» PROMPT
Collect each line of the items below that contains the string "particle", and reproduce every such line in full.

» RECORDS FOR THE EXERCISE
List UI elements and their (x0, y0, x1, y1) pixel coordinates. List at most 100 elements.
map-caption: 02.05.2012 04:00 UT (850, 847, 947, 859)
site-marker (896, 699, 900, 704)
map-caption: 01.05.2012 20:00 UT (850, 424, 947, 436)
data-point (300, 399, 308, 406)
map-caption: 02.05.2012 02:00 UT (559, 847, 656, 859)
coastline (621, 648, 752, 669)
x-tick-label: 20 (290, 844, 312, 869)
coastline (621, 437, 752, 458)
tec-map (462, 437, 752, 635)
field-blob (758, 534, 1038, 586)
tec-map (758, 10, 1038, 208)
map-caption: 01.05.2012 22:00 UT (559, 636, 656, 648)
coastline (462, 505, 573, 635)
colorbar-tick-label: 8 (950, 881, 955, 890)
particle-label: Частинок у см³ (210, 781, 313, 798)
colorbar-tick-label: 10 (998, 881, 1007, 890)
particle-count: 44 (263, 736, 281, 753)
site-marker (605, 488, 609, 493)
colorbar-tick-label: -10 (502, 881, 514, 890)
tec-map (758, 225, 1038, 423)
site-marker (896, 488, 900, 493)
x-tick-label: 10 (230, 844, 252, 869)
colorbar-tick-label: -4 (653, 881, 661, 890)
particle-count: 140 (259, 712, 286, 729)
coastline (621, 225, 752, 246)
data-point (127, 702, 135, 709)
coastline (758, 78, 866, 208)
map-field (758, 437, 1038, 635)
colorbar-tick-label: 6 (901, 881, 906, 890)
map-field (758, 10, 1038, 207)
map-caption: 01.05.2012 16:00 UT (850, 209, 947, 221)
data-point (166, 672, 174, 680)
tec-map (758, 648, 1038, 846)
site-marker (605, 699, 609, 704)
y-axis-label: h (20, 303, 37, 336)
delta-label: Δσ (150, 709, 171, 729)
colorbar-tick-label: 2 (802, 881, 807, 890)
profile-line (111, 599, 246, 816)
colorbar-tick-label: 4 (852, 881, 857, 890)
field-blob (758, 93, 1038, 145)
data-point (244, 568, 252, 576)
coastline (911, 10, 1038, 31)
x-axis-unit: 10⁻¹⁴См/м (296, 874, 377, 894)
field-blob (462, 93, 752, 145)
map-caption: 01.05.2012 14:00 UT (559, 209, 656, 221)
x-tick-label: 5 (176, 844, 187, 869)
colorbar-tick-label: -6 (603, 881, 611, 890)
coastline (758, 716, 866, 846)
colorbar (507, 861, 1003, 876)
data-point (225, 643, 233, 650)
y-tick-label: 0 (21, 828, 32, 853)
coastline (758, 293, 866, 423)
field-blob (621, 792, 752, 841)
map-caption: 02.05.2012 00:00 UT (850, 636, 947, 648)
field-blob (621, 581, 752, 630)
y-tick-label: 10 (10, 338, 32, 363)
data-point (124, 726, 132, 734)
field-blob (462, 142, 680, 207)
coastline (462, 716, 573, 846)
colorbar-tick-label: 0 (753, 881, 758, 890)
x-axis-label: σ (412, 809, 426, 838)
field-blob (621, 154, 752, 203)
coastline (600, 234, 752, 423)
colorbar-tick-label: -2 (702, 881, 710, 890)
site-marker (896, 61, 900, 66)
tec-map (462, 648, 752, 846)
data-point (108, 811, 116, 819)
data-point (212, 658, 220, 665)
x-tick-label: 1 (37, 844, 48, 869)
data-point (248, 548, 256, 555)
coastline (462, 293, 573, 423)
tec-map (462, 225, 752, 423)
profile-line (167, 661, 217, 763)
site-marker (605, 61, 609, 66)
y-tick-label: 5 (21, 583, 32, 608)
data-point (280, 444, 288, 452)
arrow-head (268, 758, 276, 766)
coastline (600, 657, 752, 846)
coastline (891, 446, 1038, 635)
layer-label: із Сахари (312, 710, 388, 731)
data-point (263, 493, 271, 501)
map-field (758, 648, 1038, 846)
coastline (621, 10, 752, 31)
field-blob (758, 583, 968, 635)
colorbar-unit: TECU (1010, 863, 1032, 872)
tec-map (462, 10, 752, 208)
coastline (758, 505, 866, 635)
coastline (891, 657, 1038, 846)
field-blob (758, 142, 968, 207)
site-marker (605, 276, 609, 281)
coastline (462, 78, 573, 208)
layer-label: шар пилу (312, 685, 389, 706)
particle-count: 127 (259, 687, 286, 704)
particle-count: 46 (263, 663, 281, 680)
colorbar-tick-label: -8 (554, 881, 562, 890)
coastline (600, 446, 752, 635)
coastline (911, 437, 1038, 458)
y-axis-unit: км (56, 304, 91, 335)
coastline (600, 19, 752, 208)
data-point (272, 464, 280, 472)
--
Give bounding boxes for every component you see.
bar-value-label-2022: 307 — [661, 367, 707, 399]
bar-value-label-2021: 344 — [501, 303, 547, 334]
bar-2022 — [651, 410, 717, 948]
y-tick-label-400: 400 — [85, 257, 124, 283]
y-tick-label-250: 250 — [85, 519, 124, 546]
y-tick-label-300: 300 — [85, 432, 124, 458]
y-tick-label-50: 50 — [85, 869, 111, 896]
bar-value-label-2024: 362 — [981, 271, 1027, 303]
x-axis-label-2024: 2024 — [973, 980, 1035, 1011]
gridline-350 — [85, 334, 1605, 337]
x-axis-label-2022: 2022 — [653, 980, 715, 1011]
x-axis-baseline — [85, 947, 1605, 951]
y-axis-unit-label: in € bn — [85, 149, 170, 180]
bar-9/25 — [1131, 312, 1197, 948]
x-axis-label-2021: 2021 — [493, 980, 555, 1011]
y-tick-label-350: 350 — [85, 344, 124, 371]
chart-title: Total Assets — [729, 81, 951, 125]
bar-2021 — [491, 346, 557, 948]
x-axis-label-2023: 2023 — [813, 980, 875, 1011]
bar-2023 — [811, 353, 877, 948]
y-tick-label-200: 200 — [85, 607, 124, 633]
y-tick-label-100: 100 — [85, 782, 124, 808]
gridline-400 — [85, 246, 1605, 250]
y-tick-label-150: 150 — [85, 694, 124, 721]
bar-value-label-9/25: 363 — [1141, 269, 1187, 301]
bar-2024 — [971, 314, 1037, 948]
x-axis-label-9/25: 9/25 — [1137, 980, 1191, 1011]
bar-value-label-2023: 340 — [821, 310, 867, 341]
==
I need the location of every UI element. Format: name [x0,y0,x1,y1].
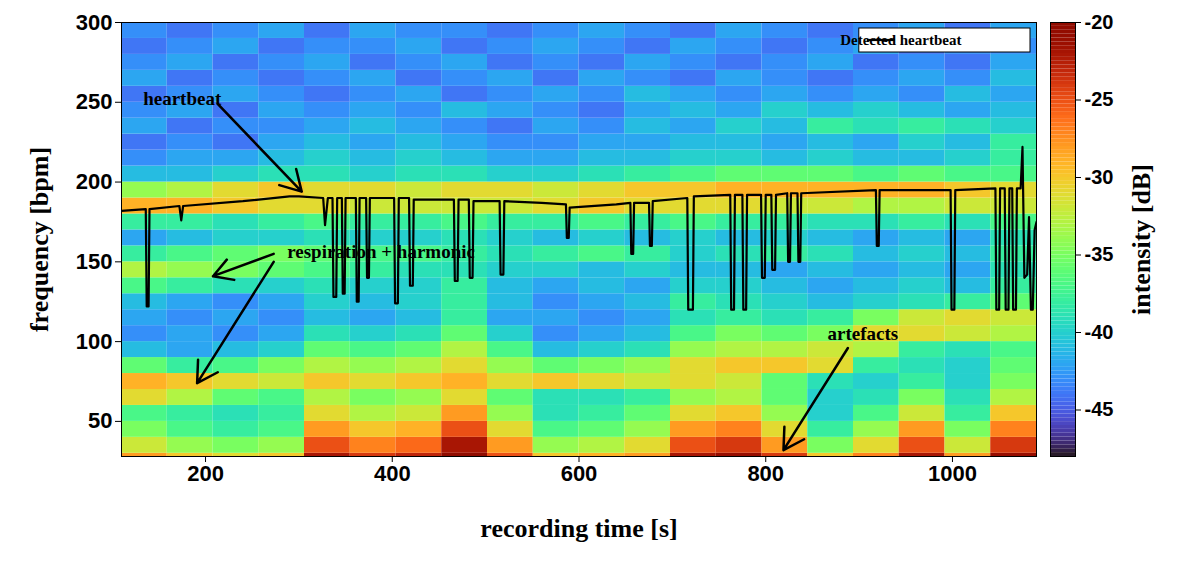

» WRITTEN SOLUTION
particle-label: Частинок у см³ (210, 781, 313, 798)
particle-count: 44 (263, 736, 281, 753)
particle-count: 140 (259, 712, 286, 729)
particle-count: 127 (259, 687, 286, 704)
particle-count: 46 (263, 663, 281, 680)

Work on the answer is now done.